▸ Problem to work on
Present each line of the entries below that holds the word "name".

▸ Records to use
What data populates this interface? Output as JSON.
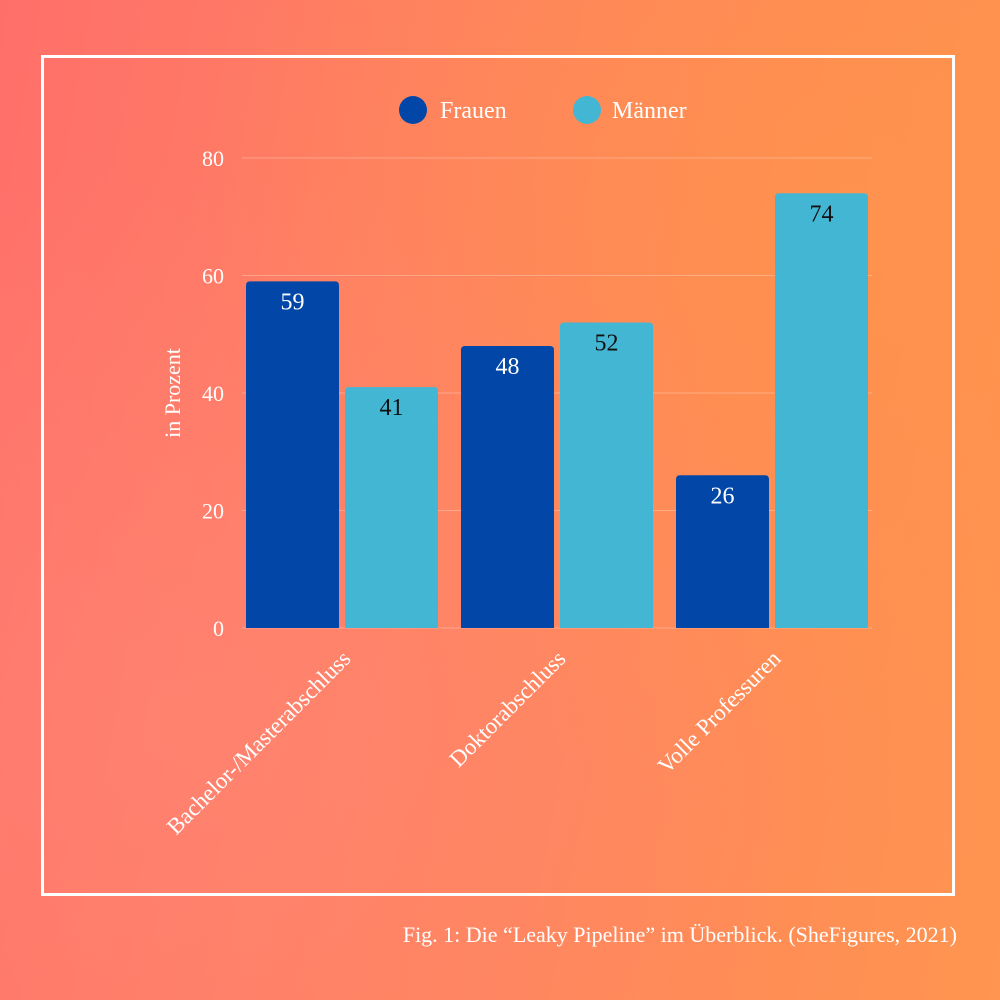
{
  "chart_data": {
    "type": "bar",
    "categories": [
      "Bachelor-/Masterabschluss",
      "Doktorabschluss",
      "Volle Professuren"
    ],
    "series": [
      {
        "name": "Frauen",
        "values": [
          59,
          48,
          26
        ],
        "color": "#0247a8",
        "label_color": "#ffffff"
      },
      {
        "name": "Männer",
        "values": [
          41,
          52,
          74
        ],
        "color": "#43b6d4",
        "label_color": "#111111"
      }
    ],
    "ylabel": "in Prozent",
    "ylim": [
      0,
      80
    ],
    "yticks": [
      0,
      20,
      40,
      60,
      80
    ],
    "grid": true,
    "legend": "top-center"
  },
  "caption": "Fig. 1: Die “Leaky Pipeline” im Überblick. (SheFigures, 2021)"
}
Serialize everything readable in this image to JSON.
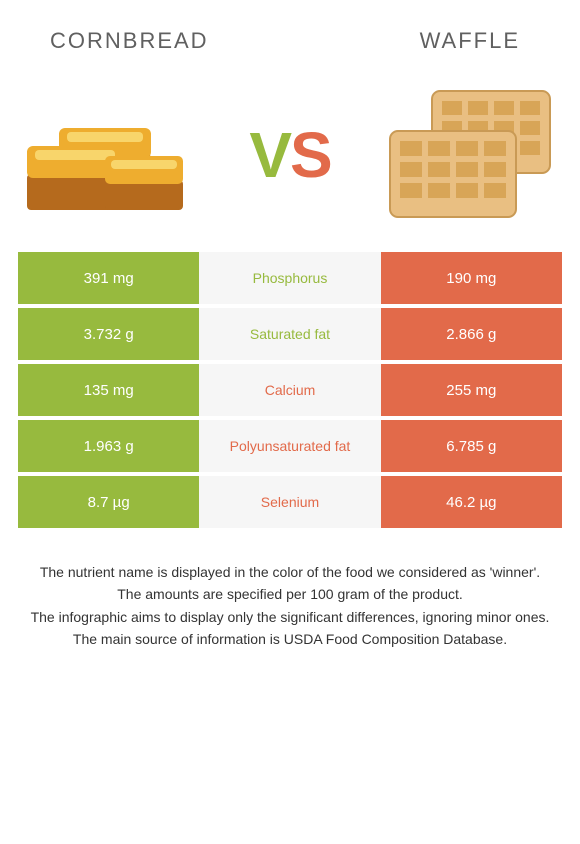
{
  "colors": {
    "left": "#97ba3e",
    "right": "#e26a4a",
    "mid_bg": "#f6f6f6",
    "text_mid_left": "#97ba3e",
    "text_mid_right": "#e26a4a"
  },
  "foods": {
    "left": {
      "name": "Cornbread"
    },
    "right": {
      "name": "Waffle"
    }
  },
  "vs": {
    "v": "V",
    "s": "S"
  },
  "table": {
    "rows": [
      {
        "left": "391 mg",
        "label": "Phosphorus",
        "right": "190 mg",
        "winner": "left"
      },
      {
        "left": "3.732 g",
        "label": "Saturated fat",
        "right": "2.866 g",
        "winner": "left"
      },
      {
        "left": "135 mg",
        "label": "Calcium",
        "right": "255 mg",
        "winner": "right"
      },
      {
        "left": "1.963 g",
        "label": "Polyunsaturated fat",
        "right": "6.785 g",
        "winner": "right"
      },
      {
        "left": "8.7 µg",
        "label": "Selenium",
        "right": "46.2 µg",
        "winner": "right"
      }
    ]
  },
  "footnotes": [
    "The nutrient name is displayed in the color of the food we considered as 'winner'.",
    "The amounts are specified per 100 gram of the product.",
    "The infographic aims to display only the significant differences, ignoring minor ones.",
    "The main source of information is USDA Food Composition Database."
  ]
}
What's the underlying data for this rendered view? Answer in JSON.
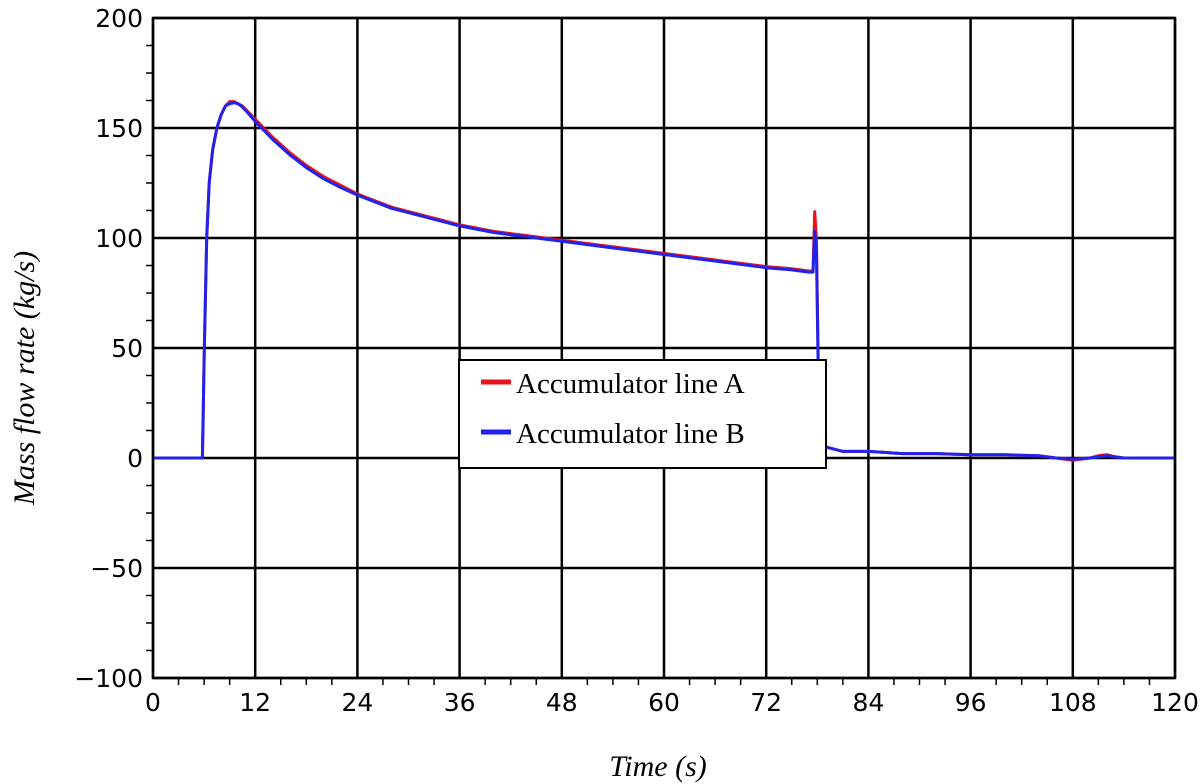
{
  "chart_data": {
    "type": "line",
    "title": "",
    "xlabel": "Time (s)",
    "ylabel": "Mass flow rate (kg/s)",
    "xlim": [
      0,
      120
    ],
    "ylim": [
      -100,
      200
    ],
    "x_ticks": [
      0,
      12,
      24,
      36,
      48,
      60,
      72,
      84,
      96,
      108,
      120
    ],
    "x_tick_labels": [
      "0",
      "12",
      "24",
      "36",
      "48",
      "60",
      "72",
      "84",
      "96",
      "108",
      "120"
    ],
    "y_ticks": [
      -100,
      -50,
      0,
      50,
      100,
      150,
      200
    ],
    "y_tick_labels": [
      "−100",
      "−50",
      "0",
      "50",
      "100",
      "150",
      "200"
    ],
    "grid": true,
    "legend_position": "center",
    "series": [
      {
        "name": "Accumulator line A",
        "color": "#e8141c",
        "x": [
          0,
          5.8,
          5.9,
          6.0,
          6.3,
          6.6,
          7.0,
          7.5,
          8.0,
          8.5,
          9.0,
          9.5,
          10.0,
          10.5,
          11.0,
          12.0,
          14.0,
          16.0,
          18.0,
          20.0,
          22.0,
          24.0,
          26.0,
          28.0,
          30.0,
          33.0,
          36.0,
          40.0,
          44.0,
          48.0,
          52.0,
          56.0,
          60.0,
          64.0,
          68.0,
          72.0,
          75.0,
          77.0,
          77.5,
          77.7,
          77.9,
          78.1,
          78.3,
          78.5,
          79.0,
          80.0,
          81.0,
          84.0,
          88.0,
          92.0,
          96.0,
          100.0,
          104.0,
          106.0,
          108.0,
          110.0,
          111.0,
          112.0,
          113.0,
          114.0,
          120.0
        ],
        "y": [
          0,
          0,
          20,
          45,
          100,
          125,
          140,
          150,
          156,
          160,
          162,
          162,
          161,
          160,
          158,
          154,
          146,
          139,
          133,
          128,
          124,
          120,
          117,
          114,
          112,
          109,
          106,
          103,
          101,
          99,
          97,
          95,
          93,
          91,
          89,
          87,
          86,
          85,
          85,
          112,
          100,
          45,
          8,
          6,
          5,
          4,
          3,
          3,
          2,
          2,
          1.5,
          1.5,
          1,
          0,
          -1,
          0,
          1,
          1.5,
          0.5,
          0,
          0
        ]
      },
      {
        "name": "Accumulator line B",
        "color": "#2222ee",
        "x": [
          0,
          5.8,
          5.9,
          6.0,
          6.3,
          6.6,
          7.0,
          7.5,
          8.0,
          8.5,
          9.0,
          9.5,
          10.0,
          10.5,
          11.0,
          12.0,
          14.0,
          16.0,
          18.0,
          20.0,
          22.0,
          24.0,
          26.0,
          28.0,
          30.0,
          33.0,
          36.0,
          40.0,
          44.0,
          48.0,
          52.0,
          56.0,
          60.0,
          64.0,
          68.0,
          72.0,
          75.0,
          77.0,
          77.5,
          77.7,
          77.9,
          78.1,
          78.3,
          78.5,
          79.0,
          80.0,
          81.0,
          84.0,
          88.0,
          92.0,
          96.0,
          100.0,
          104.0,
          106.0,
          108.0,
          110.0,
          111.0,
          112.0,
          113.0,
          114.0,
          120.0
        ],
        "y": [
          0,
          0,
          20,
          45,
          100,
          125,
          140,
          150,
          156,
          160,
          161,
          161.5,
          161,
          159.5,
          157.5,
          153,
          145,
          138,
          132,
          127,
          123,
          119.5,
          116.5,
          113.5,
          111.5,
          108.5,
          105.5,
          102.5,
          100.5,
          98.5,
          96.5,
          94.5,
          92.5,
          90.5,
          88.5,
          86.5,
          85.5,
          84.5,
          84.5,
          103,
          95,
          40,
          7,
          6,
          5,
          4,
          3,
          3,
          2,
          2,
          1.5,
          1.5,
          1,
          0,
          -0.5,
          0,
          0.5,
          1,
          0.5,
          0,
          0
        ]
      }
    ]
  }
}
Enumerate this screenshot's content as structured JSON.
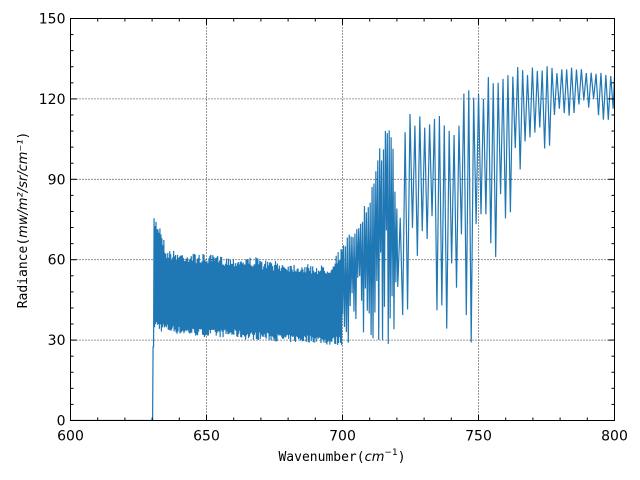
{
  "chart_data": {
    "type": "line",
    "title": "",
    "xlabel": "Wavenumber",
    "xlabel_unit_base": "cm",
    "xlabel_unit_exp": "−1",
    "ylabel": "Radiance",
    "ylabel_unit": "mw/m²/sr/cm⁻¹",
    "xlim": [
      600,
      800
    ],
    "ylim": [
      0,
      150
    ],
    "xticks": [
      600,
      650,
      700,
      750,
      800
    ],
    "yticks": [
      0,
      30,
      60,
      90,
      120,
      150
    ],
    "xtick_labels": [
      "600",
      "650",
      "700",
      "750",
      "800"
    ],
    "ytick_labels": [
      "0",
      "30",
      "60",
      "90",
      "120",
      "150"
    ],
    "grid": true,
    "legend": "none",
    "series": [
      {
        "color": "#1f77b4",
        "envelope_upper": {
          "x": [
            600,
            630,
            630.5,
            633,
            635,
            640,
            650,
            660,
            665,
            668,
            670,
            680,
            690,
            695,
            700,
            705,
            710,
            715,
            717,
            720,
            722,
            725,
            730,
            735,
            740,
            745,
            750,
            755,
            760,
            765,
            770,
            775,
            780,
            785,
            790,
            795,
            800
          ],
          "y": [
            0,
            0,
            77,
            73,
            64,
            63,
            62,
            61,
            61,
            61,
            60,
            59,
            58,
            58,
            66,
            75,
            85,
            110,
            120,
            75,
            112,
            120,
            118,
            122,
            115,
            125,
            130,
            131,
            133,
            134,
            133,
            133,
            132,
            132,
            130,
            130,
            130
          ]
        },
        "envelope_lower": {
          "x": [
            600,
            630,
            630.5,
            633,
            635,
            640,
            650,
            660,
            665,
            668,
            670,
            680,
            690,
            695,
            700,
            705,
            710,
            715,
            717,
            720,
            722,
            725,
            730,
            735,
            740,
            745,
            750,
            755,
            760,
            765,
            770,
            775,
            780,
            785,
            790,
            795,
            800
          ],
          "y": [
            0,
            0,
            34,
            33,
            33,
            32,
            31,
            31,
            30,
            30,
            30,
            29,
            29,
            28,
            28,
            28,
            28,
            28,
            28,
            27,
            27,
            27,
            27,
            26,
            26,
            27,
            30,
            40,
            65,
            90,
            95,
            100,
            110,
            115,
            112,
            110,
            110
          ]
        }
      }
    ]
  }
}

▸ Solution for this task
        "name": "Frauen",
        "name": "Männer",
      "name": "Cornbread"
      "name": "Waffle"
    "The nutrient name is displayed in the color of the food we considered as 'winner'.",
        "name": "Accumulator line A",
        "name": "Accumulator line B",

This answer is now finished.